------ Dataset content
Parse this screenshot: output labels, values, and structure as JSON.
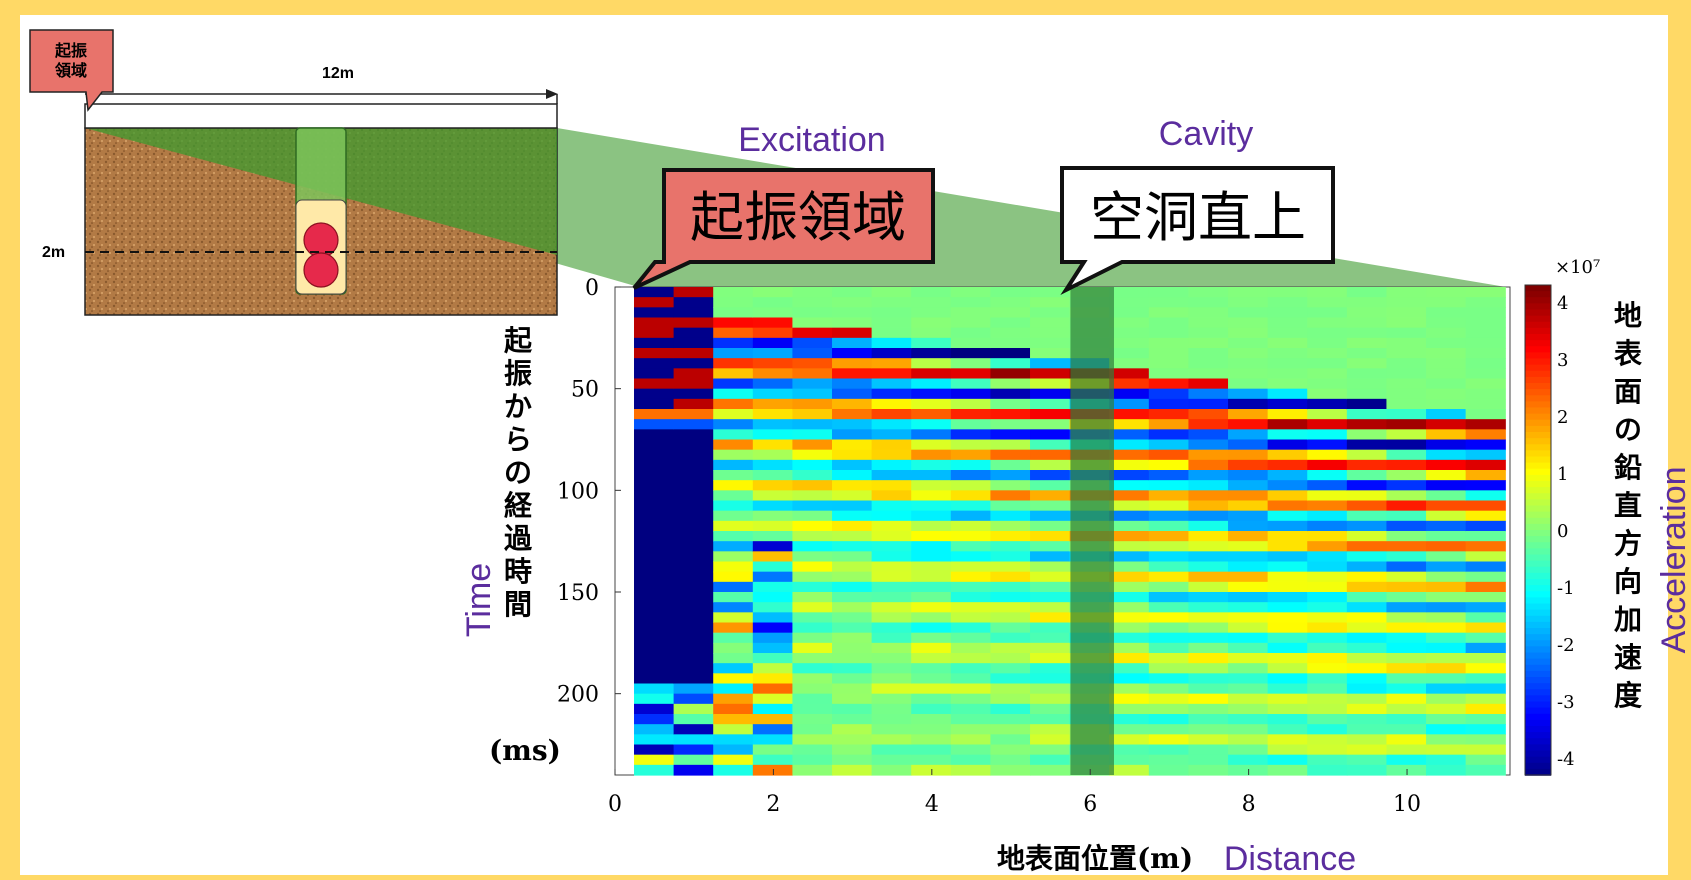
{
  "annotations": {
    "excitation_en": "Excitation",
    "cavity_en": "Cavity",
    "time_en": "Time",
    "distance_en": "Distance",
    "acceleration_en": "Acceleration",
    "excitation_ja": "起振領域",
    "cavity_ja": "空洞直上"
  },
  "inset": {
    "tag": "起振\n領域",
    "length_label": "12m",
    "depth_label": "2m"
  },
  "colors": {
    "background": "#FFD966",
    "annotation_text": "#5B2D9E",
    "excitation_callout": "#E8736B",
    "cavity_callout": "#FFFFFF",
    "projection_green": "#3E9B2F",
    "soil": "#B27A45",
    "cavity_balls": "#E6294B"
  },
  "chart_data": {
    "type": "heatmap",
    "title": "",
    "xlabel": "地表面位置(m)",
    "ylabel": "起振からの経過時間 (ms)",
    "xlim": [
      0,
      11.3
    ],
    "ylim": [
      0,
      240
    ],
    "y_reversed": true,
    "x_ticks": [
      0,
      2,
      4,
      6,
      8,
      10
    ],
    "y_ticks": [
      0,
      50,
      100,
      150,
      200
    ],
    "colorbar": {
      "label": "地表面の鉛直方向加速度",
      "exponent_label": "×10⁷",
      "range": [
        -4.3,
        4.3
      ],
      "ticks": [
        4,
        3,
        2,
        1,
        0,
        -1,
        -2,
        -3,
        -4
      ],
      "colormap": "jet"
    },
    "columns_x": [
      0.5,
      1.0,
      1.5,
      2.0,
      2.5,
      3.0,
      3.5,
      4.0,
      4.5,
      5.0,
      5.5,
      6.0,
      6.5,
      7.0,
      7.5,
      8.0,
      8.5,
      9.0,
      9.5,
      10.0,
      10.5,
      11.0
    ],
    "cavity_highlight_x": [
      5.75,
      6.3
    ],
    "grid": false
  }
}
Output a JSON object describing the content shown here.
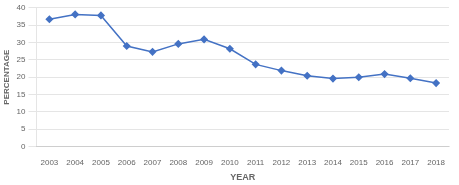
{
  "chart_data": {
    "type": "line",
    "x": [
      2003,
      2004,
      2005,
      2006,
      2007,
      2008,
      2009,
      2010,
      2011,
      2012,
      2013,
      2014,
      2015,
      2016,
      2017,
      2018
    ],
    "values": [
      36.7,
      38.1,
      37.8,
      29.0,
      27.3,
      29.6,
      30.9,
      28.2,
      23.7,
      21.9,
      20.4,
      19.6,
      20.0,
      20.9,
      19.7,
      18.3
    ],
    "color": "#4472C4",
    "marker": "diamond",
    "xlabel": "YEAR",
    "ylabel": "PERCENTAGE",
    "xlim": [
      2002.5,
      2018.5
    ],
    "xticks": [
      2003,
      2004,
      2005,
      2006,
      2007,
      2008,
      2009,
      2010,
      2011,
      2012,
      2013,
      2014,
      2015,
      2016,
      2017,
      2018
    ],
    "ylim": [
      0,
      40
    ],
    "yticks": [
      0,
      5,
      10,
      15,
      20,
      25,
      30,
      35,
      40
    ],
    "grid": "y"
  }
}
------------
→ Instruction:
Show the lines of the records that include the string "JSON".

→ Solution for this exercise:
Parse this screenshot: output labels, values, and structure as JSON.
Output a JSON object describing the content shown here.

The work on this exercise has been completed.